What to produce: Print every line, word for word, from the one containing "95, 569, 113]" down to the final line, including both of those lines.

[START OF Materials provided]

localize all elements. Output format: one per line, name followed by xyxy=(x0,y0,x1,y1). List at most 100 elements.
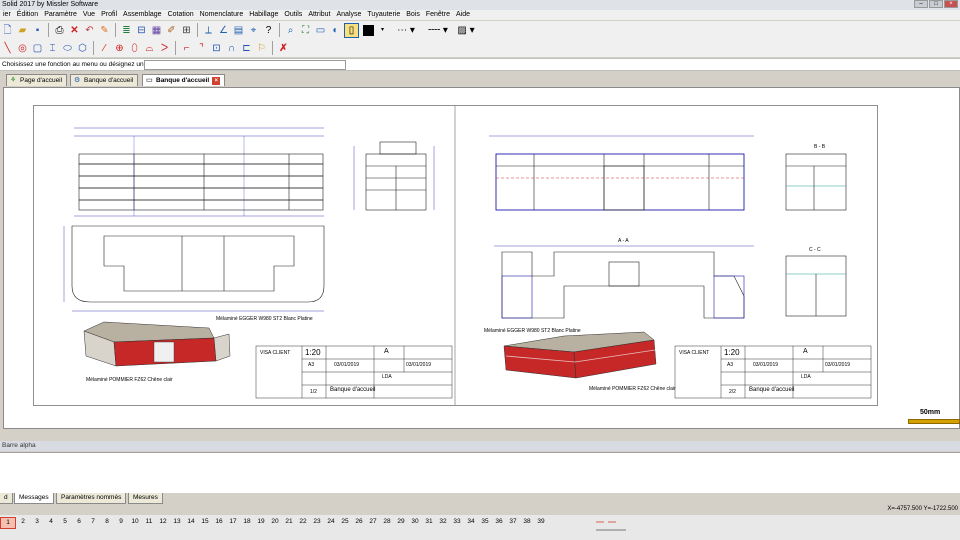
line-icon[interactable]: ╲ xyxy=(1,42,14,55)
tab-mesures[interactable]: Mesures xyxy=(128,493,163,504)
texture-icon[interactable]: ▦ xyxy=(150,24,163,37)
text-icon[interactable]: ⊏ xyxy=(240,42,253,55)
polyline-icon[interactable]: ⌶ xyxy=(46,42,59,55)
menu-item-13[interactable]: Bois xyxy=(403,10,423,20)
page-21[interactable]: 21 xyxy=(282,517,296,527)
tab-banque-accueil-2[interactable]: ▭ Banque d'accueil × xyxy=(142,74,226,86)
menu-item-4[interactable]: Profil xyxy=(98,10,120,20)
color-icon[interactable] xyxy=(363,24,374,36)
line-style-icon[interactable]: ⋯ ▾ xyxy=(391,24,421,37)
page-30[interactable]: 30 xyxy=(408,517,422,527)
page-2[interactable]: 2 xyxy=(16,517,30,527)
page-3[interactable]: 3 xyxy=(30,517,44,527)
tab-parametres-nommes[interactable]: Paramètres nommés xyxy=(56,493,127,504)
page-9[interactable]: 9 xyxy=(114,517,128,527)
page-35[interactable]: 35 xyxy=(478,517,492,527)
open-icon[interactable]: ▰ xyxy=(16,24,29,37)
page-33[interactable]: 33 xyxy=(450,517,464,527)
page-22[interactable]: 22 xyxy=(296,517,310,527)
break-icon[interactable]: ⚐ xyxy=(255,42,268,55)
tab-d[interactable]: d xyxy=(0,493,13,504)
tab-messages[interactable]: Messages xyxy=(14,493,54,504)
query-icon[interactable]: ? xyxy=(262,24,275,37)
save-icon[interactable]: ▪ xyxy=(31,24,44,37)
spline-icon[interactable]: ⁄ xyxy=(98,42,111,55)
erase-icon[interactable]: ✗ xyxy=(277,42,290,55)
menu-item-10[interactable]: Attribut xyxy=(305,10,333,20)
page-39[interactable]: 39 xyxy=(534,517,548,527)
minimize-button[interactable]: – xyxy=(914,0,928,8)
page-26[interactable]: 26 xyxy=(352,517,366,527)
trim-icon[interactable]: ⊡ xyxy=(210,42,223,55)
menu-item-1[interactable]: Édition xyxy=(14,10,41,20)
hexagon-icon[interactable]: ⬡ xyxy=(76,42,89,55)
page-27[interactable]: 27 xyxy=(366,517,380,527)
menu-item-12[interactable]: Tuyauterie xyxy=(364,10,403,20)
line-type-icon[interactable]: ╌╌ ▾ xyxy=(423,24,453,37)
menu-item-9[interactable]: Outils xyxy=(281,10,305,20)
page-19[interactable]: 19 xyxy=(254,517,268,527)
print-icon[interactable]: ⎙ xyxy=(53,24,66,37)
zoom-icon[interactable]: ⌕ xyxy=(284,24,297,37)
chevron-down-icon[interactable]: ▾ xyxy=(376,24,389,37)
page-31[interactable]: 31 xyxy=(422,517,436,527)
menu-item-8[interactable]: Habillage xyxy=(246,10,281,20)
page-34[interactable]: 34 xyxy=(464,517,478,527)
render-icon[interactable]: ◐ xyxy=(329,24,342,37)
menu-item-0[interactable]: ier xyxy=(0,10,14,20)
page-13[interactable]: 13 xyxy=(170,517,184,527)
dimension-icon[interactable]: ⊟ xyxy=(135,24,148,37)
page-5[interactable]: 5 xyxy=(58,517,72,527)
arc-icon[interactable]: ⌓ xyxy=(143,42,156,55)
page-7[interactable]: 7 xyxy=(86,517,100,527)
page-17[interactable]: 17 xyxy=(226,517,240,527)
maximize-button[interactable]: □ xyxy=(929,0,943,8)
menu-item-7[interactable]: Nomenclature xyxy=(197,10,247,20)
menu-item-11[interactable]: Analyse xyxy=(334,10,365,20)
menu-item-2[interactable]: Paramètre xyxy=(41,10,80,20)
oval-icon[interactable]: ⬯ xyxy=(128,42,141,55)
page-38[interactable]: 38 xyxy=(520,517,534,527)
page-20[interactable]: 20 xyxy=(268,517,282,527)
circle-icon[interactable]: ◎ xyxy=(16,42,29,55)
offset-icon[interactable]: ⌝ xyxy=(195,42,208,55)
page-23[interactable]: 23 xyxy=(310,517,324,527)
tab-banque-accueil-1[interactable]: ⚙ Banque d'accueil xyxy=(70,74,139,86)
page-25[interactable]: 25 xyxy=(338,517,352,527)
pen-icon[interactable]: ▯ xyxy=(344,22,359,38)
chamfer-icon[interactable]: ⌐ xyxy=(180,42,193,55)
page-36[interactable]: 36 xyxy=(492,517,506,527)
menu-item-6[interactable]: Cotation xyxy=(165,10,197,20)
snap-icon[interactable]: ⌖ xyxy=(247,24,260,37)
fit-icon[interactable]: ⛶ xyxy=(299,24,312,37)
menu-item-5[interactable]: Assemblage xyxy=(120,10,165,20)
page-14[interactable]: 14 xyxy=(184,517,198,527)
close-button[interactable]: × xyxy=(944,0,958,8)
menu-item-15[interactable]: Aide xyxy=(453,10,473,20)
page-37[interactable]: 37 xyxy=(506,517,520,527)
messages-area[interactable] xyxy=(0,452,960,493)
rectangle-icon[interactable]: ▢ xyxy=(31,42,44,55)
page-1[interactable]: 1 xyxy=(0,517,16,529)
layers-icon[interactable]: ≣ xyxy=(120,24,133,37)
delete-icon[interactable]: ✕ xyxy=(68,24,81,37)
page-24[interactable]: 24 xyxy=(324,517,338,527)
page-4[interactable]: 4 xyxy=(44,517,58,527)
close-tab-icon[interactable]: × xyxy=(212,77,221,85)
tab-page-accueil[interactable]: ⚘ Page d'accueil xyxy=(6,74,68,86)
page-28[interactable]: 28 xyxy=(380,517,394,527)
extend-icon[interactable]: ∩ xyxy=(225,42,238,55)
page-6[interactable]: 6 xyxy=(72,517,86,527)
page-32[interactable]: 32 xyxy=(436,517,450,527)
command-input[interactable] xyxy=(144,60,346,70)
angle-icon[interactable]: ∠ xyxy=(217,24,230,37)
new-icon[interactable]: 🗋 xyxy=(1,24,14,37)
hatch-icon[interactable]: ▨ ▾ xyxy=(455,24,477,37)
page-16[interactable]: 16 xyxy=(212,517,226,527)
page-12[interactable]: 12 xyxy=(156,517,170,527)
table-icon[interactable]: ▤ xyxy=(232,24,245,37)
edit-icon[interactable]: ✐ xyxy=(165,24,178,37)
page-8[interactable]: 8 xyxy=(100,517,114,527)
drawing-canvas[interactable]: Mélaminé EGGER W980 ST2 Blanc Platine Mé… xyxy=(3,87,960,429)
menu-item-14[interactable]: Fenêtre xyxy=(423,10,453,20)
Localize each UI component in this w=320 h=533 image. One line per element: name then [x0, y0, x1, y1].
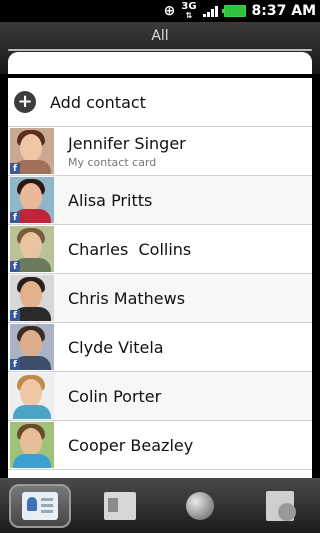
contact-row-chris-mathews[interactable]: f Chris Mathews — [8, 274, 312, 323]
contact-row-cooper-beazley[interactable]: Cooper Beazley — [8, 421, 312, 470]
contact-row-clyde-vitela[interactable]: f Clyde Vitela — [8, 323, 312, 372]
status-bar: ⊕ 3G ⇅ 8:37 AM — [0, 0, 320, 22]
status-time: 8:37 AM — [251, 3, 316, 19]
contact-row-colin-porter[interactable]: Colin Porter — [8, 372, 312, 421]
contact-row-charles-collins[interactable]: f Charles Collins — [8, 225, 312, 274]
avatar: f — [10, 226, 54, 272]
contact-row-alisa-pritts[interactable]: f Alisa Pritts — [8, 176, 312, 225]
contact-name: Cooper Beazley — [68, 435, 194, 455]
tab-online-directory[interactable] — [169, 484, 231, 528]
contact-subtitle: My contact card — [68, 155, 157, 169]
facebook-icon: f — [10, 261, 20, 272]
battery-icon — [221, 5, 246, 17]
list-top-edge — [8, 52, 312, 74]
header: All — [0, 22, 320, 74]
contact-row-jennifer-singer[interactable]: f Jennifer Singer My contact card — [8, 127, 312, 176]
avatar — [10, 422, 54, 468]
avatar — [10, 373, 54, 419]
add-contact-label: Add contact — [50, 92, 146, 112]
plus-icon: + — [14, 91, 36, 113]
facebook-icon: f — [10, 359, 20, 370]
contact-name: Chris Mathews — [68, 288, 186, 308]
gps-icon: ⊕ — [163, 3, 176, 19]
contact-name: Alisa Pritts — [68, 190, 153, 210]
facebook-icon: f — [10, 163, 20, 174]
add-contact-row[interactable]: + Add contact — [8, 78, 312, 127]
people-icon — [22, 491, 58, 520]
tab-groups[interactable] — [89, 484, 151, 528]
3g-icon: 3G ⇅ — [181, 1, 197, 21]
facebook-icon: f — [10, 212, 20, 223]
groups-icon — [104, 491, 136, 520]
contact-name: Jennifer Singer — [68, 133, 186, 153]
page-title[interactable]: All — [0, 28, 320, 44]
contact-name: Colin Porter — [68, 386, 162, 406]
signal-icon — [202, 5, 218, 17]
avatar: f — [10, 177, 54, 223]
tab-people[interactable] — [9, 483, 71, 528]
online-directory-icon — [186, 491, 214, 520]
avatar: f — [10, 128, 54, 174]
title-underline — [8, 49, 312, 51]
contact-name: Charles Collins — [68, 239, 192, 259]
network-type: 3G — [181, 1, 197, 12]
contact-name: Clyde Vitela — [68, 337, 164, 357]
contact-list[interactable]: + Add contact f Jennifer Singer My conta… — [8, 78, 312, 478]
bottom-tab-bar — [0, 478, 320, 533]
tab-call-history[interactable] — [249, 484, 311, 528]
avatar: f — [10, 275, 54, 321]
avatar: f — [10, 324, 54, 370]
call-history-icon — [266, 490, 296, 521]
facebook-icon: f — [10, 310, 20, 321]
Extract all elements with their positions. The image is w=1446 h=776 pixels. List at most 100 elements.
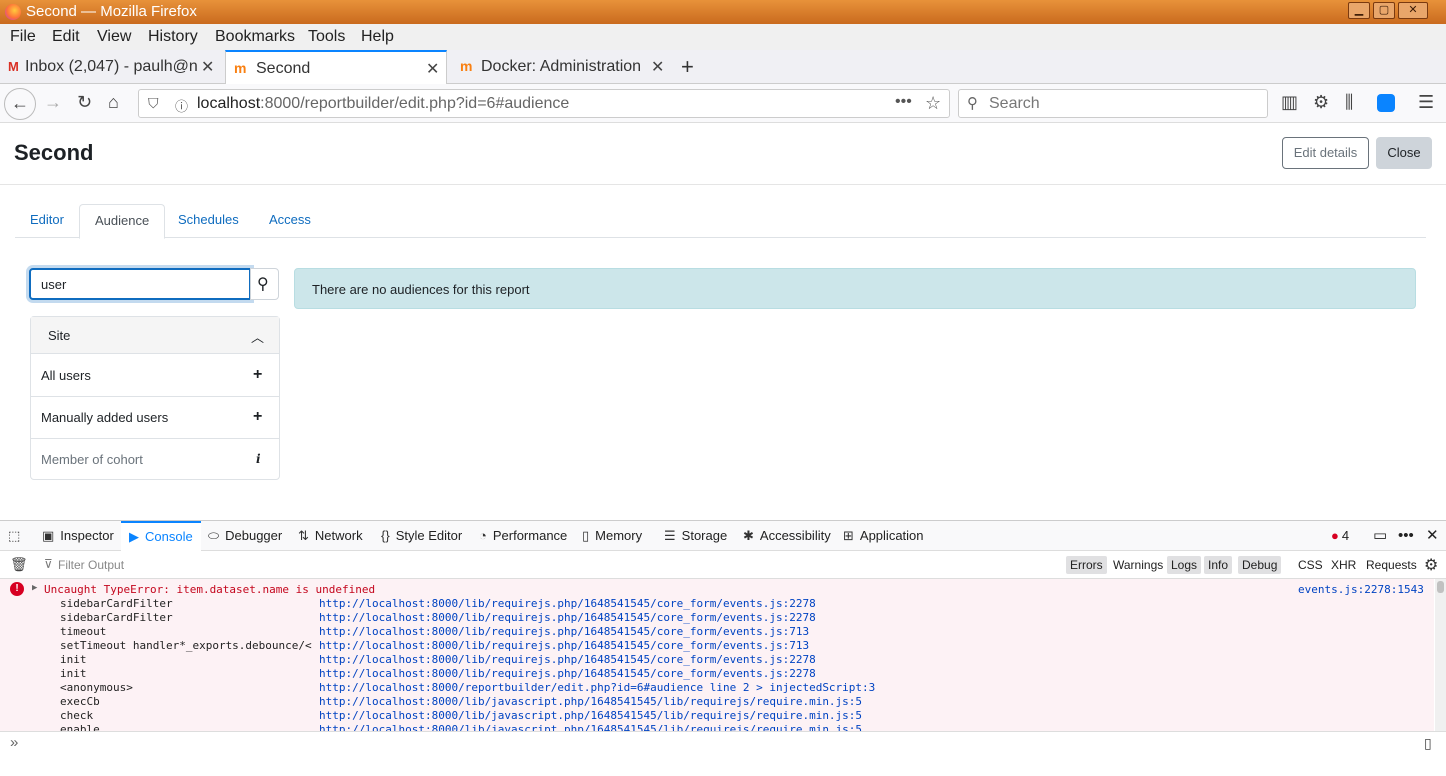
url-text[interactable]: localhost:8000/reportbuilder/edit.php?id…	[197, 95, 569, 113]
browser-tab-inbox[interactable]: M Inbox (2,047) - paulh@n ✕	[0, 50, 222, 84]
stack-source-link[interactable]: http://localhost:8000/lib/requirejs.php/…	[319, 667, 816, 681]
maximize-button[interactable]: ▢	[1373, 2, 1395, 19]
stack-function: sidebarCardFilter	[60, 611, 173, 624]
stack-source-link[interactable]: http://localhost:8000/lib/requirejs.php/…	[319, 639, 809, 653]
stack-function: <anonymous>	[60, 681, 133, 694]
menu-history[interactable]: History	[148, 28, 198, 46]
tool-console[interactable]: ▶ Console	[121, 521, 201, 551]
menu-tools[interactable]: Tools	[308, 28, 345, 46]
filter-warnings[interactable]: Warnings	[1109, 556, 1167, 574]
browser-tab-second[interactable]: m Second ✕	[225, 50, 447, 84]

[END OF Materials provided]

Answer to the exercise:
url-text[interactable]: localhost:8000/reportbuilder/edit.php?id…	[197, 95, 569, 113]
browser-tab-inbox[interactable]: M Inbox (2,047) - paulh@n ✕	[0, 50, 222, 84]
stack-source-link[interactable]: http://localhost:8000/lib/requirejs.php/…	[319, 667, 816, 681]
maximize-button[interactable]: ▢	[1373, 2, 1395, 19]
stack-function: sidebarCardFilter	[60, 611, 173, 624]
stack-source-link[interactable]: http://localhost:8000/lib/requirejs.php/…	[319, 639, 809, 653]
stack-function: <anonymous>	[60, 681, 133, 694]
menu-history[interactable]: History	[148, 28, 198, 46]
tool-console[interactable]: ▶ Console	[121, 521, 201, 551]
menu-tools[interactable]: Tools	[308, 28, 345, 46]
filter-warnings[interactable]: Warnings	[1109, 556, 1167, 574]
browser-tab-second[interactable]: m Second ✕	[225, 50, 447, 84]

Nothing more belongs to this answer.